# CHALLENGE
Go through the entries and say how many lines contain the string "POTRĄCENIACH". The number is the whole answer.

# Lines of data
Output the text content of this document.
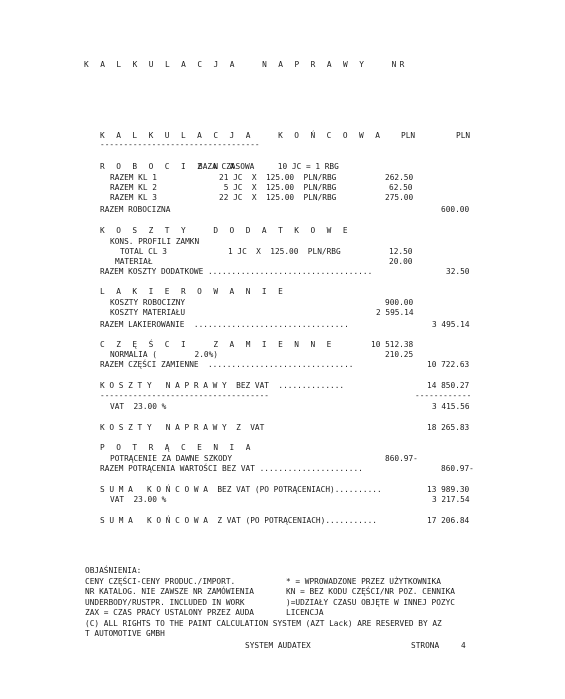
K A L K U L A C J A   N A P R A W Y   NR
K A L K U L A C J A   K O Ń C O W A PLN	PLN
----------------------------------
R O B O C I Z N A
BAZA CZASOWA     10 JC = 1 RBG
RAZEM KL 1	21 JC  X  125.00  PLN/RBG	262.50
RAZEM KL 2	5 JC  X  125.00  PLN/RBG	62.50
RAZEM KL 3	22 JC  X  125.00  PLN/RBG	275.00
RAZEM ROBOCIZNA	600.00
K O S Z T Y   D O D A T K O W E
KONS. PROFILI ZAMKN
TOTAL CL 3	1 JC  X  125.00  PLN/RBG	12.50
MATERIAŁ	20.00
RAZEM KOSZTY DODATKOWE ...................................	32.50
L A K I E R O W A N I E
KOSZTY ROBOCIZNY	900.00
KOSZTY MATERIAŁU	2 595.14
RAZEM LAKIEROWANIE  .................................	3 495.14
C Z Ę Ś C I   Z A M I E N N E	10 512.38
NORMALIA (        2.0%)	210.25
RAZEM CZĘŚCI ZAMIENNE  ...............................	10 722.63
K O S Z T Y   N A P R A W Y  BEZ VAT  ..............	14 850.27
------------------------------------	------------
VAT  23.00 %	3 415.56
K O S Z T Y   N A P R A W Y  Z  VAT	18 265.83
P O T R Ą C E N I A
POTRĄCENIE ZA DAWNE SZKODY	860.97-
RAZEM POTRĄCENIA WARTOŚCI BEZ VAT ......................	860.97-
S U M A   K O Ń C O W A  BEZ VAT (PO POTRĄCENIACH)..........	13 989.30
VAT  23.00 %	3 217.54
S U M A   K O Ń C O W A  Z VAT (PO POTRĄCENIACH)...........	17 206.84
OBJAŚNIENIA:
CENY CZĘŚCI-CENY PRODUC./IMPORT.	* = WPROWADZONE PRZEZ UŻYTKOWNIKA
NR KATALOG. NIE ZAWSZE NR ZAMÓWIENIA	KN = BEZ KODU CZĘŚCI/NR POZ. CENNIKA
UNDERBODY/RUSTPR. INCLUDED IN WORK	)=UDZIAŁY CZASU OBJĘTE W INNEJ POZYC
ZAX = CZAS PRACY USTALONY PRZEZ AUDA	LICENCJA
(C) ALL RIGHTS TO THE PAINT CALCULATION SYSTEM (AZT Lack) ARE RESERVED BY AZ
T AUTOMOTIVE GMBH
SYSTEM AUDATEX	STRONA	4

# REPLY
2